> Stated task
Pick every line with "średnica" from the material below.

Excerpts from a figure dataset
--- start ---

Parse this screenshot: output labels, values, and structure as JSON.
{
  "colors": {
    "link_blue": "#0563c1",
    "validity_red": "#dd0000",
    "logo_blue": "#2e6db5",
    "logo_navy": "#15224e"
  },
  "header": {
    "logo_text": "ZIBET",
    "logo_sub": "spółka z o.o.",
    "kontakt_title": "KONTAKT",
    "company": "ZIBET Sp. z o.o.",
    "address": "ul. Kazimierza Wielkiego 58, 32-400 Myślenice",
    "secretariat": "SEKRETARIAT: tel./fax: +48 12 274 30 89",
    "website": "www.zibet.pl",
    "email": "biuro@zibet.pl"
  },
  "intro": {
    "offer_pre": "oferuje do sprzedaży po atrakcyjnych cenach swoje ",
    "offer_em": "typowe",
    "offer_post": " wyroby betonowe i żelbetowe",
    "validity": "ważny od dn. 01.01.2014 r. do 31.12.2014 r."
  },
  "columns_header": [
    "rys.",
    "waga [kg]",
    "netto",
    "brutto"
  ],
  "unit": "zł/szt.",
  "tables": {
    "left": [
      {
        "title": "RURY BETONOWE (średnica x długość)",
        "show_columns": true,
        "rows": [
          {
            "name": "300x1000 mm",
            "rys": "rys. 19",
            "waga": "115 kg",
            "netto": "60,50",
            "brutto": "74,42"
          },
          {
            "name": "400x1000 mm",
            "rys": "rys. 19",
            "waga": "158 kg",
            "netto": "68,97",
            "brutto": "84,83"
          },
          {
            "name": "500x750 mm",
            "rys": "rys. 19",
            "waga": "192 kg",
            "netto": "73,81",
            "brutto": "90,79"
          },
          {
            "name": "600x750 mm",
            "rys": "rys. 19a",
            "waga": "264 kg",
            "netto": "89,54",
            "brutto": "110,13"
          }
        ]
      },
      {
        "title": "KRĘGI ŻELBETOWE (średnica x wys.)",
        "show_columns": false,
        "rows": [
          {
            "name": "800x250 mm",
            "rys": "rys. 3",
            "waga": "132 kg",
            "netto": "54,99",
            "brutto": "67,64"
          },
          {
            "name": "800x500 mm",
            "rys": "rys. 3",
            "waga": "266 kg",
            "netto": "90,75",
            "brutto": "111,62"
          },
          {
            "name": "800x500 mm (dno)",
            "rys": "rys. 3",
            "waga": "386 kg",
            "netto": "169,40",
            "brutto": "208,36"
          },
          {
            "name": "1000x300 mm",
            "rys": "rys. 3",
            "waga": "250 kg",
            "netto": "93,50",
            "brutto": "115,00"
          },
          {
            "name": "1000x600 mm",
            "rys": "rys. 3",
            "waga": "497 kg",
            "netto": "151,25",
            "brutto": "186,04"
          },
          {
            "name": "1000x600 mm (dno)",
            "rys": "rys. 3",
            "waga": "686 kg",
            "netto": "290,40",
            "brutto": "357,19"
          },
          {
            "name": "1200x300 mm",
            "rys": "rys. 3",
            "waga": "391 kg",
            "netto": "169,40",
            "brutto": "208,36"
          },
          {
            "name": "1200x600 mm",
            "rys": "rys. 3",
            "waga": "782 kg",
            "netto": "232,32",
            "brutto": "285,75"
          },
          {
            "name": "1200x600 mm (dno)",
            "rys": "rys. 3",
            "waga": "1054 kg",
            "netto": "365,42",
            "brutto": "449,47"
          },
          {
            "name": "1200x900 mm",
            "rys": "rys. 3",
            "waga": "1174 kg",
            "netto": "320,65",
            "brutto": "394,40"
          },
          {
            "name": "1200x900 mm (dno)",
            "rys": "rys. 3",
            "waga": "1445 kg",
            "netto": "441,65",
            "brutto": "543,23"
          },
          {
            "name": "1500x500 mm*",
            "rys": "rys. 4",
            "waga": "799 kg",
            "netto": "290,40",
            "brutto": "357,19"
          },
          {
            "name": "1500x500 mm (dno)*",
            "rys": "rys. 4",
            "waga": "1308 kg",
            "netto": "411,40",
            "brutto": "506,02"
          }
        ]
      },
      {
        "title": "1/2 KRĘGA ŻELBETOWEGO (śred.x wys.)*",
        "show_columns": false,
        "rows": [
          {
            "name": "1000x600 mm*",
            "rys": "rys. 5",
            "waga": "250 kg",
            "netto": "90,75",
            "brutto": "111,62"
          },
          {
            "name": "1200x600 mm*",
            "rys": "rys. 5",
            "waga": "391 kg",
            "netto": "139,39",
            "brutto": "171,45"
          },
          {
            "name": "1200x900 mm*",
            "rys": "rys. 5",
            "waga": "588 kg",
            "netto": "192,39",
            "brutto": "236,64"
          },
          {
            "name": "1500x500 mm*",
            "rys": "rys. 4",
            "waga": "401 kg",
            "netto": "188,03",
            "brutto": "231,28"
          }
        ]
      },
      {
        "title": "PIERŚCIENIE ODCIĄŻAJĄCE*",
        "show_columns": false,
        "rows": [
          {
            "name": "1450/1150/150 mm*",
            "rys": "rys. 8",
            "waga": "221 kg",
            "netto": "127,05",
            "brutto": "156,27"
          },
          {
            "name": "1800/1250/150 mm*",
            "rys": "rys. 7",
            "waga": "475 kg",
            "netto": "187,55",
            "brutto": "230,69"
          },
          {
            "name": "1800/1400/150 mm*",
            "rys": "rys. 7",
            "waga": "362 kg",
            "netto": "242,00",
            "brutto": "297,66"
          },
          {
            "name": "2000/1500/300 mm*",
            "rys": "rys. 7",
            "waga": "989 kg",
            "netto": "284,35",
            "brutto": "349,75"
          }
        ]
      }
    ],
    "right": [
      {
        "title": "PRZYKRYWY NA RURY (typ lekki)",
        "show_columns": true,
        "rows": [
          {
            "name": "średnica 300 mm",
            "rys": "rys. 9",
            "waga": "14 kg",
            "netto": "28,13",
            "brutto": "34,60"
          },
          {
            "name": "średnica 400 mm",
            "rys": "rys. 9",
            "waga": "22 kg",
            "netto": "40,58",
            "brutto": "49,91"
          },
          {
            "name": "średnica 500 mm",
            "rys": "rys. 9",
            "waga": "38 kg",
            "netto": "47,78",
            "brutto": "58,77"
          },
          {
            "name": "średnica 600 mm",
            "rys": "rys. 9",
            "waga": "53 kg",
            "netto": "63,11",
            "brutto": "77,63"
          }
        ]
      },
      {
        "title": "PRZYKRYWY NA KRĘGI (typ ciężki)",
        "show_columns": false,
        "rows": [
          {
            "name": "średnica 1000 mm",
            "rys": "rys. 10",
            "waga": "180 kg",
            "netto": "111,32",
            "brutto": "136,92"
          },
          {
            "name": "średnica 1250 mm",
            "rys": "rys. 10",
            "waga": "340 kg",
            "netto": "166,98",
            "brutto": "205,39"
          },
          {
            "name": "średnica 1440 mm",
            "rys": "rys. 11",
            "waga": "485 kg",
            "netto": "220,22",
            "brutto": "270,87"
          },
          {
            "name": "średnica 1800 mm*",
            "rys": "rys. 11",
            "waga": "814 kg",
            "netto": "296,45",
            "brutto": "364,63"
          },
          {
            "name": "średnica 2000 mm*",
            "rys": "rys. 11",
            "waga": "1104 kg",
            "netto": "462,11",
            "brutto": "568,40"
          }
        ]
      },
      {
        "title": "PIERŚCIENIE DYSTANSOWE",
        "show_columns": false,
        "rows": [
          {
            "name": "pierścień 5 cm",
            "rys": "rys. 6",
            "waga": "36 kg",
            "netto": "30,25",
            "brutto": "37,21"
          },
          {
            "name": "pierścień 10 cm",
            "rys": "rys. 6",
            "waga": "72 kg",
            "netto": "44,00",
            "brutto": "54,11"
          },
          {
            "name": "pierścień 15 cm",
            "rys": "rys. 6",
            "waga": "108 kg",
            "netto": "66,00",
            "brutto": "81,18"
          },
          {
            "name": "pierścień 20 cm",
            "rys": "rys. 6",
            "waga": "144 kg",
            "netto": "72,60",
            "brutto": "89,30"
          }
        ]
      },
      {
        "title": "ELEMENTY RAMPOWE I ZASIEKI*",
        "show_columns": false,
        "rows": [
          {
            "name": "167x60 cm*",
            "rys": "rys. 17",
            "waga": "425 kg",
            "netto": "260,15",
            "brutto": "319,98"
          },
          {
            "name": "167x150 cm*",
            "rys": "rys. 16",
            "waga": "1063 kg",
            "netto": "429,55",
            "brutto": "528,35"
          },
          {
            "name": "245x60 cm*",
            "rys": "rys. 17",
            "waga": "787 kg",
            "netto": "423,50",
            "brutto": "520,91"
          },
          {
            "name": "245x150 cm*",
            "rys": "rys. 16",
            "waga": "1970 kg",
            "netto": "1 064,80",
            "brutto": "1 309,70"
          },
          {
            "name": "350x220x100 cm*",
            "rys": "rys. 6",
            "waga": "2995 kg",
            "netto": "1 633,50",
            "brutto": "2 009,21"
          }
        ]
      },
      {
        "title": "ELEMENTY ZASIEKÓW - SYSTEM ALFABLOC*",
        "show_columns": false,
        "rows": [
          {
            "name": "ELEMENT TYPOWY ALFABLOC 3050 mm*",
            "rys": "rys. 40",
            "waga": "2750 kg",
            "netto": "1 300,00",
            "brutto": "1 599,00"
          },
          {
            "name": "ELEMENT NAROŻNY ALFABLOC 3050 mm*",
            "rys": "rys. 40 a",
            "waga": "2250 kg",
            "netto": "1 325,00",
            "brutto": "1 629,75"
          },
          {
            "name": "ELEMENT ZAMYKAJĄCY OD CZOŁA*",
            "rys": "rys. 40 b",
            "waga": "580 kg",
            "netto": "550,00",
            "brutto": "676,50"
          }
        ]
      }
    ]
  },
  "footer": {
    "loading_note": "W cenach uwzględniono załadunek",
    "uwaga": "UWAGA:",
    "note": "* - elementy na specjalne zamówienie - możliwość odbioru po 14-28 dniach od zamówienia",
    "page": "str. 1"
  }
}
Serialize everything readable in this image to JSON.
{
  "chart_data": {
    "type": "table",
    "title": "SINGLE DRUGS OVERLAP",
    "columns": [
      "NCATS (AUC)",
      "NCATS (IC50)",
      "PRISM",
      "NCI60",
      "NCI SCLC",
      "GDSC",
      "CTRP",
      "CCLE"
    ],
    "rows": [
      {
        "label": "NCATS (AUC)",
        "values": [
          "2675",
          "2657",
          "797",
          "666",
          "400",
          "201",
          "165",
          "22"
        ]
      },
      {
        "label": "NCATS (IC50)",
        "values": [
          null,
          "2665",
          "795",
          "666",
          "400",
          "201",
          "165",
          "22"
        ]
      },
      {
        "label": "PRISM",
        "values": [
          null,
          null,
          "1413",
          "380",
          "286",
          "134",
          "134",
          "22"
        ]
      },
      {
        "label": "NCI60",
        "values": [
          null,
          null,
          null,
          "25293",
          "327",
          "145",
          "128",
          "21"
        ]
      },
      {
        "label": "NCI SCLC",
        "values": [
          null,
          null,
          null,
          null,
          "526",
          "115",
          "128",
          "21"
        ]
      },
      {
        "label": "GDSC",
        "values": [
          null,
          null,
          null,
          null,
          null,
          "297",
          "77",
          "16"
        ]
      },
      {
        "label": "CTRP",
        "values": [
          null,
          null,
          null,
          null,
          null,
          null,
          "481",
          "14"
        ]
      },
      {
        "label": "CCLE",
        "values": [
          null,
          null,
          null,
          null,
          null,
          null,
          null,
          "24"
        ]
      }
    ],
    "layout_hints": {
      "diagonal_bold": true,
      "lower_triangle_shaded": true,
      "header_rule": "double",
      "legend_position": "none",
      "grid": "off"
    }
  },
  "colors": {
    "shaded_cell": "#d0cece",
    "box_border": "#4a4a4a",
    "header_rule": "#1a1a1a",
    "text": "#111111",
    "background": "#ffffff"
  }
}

--- end ---

> Task answer
        "title": "RURY BETONOWE (średnica x długość)",
        "title": "KRĘGI ŻELBETOWE (średnica x wys.)",
            "name": "średnica 300 mm",
            "name": "średnica 400 mm",
            "name": "średnica 500 mm",
            "name": "średnica 600 mm",
            "name": "średnica 1000 mm",
            "name": "średnica 1250 mm",
            "name": "średnica 1440 mm",
            "name": "średnica 1800 mm*",
            "name": "średnica 2000 mm*",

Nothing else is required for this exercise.